ABOUT THIS EXERCISE: The reply should be the records repeated exactly, without any images.

:: STUDY MATERIAL

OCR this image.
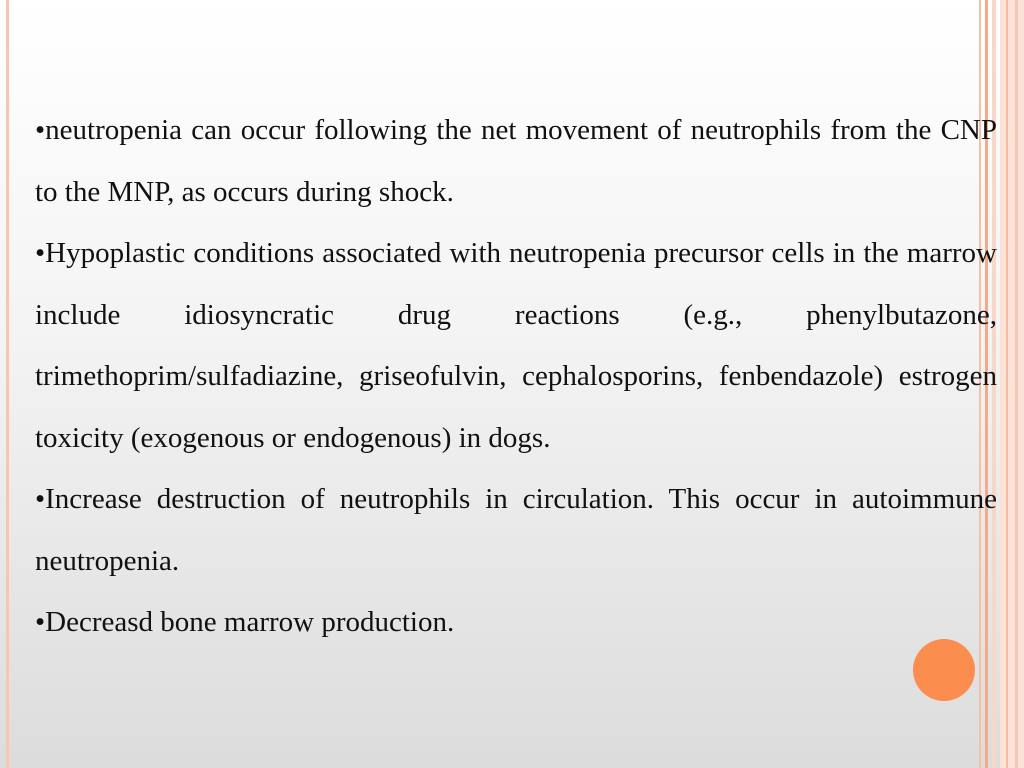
•neutropenia can occur following the net movement of neutrophils from the CNP to the MNP, as occurs during shock.

•Hypoplastic conditions associated with neutropenia precursor cells in the marrow include idiosyncratic drug reactions (e.g., phenylbutazone, trimethoprim/sulfadiazine, griseofulvin, cephalosporins, fenbendazole) estrogen toxicity (exogenous or endogenous) in dogs.

•Increase destruction of neutrophils in circulation. This occur in autoimmune neutropenia.

•Decreasd bone marrow production.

::::

SOLUTION TO THIS EXERCISE:
OCR this image.
•neutropenia can occur following the net movement of neutrophils from the CNP to the MNP, as occurs during shock.

•Hypoplastic conditions associated with neutropenia precursor cells in the marrow include idiosyncratic drug reactions (e.g., phenylbutazone, trimethoprim/sulfadiazine, griseofulvin, cephalosporins, fenbendazole) estrogen toxicity (exogenous or endogenous) in dogs.

•Increase destruction of neutrophils in circulation. This occur in autoimmune neutropenia.

•Decreasd bone marrow production.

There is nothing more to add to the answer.